# Required actions
1. According to the Symphony Showhouse article, at what address is the 46th Symphony Designers' Showhouse?
2. Print the Symphony Showhouse article verbatim, beginning at the words "Jan Downs, Showhouse" and stopping after "a third-floor bedroom.".

# Page extract
┌──

Stuff of Life: Spring events, from Symphony Showhouse to the Parade of Homes
A few weeks ago, I toured the 46th Symphony Designers’ Showhouse at 96 Janssen Place in Central Hyde Park before area designers set upon it with buckets of paint and fancy furnishings.
Jan Downs, Showhouse designer chairwoman, ushered me into the empty home, noting that its exterior is colonial revival while its interior is arts-and-crafts. She pointed to yards and yards of beautiful mahogany trim and milk and leaded glass windows throughout the first floor of the large, gracious home.
Some rooms still showed vestiges of the home’s time as the Symphony Showhouse 15 years ago, such as gold and silver brush strokes on burgundy walls in the foyer and a hand-painted mural of Alice in Wonderland on all four walls of a third-floor bedroom.
Ethan Allen designers have already painted over the foyer walls, but designer and real estate agent Bruce Sondern is having to pull together decor that matches the fantastical mural in the bedroom. The owner didn’t want it painted over.

└──

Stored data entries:

┌──

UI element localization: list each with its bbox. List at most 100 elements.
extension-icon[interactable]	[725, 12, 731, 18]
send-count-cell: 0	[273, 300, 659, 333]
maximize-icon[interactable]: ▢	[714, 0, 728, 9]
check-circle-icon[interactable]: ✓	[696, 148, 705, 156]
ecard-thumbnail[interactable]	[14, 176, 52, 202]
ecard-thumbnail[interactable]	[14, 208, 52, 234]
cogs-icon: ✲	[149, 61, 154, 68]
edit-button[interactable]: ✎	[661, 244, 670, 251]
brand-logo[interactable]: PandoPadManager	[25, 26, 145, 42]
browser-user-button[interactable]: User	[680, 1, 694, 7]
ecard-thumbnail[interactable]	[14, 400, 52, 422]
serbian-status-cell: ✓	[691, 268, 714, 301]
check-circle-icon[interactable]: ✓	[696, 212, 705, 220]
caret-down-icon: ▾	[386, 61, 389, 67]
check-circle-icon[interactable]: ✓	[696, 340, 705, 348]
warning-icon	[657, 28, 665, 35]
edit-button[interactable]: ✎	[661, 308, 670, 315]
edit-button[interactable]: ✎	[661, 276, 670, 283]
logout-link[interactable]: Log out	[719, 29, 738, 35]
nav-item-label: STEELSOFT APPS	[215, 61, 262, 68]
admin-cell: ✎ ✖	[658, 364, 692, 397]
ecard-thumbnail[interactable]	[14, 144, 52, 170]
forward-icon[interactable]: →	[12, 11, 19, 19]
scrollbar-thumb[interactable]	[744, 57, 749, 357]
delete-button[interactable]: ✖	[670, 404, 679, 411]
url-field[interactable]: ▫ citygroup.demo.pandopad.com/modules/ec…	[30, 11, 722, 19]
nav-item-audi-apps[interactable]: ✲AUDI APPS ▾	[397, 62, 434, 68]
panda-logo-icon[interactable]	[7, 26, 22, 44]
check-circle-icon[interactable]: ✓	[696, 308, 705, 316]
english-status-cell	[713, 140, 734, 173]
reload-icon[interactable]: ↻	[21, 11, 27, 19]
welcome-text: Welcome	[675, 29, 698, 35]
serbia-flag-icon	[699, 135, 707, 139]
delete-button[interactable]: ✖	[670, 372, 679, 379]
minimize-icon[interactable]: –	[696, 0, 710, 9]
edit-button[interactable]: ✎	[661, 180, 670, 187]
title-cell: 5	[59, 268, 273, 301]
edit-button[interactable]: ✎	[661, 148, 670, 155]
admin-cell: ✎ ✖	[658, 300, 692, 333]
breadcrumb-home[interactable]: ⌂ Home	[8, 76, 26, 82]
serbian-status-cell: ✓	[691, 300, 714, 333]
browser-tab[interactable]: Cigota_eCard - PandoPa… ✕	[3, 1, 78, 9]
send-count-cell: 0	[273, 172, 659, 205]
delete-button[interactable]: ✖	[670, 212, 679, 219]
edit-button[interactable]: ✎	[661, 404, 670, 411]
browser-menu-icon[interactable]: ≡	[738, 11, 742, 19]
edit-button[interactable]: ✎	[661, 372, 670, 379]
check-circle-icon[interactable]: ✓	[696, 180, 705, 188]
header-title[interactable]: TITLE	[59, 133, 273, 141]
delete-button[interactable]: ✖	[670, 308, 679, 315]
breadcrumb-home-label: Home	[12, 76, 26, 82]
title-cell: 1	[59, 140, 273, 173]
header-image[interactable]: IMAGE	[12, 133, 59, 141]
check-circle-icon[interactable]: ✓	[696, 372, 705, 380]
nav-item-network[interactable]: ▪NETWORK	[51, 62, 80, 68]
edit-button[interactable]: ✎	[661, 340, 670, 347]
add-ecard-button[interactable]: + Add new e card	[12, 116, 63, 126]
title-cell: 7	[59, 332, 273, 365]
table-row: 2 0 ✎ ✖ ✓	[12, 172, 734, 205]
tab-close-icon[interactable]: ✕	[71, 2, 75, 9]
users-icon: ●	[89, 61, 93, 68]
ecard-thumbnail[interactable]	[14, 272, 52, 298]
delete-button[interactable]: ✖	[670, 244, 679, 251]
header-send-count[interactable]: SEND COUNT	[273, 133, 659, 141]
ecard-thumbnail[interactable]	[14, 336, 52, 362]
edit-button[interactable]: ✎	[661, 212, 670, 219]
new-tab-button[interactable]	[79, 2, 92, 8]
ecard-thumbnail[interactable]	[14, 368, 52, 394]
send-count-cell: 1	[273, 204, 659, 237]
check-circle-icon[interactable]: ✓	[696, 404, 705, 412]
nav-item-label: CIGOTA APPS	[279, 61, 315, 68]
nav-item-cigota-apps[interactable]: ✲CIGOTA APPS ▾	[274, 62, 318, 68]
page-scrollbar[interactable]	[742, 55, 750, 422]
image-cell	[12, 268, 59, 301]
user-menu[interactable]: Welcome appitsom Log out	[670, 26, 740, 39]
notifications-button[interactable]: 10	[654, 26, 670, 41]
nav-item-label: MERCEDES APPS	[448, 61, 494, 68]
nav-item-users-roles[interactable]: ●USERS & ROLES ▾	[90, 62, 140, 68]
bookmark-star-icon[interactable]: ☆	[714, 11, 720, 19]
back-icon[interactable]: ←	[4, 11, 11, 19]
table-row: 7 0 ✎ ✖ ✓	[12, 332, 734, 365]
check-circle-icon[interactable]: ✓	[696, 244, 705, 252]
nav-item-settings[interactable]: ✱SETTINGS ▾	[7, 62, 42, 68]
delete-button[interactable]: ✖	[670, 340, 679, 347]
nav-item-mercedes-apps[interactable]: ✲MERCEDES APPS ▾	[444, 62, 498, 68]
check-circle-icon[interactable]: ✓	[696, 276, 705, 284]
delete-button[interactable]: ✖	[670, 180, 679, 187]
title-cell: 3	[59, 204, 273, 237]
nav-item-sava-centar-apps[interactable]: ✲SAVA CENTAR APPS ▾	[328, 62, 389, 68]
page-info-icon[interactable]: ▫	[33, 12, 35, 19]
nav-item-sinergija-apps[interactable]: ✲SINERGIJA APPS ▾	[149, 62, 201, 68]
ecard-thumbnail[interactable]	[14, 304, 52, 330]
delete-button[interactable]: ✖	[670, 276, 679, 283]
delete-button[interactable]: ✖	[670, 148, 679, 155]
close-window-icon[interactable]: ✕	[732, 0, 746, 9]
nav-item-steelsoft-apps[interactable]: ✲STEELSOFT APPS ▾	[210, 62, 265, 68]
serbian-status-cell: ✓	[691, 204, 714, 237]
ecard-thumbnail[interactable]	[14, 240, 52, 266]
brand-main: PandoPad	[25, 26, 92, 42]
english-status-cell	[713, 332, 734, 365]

└──

# Task-by-task outputs
1. 96 Janssen Place in Central Hyde Park

2.
Jan Downs, Showhouse designer chairwoman, ushered me into the empty home, noting that its exterior is colonial revival while its interior is arts-and-crafts. She pointed to yards and yards of beautiful mahogany trim and milk and leaded glass windows throughout the first floor of the large, gracious home.
Some rooms still showed vestiges of the home’s time as the Symphony Showhouse 15 years ago, such as gold and silver brush strokes on burgundy walls in the foyer and a hand-painted mural of Alice in Wonderland on all four walls of a third-floor bedroom.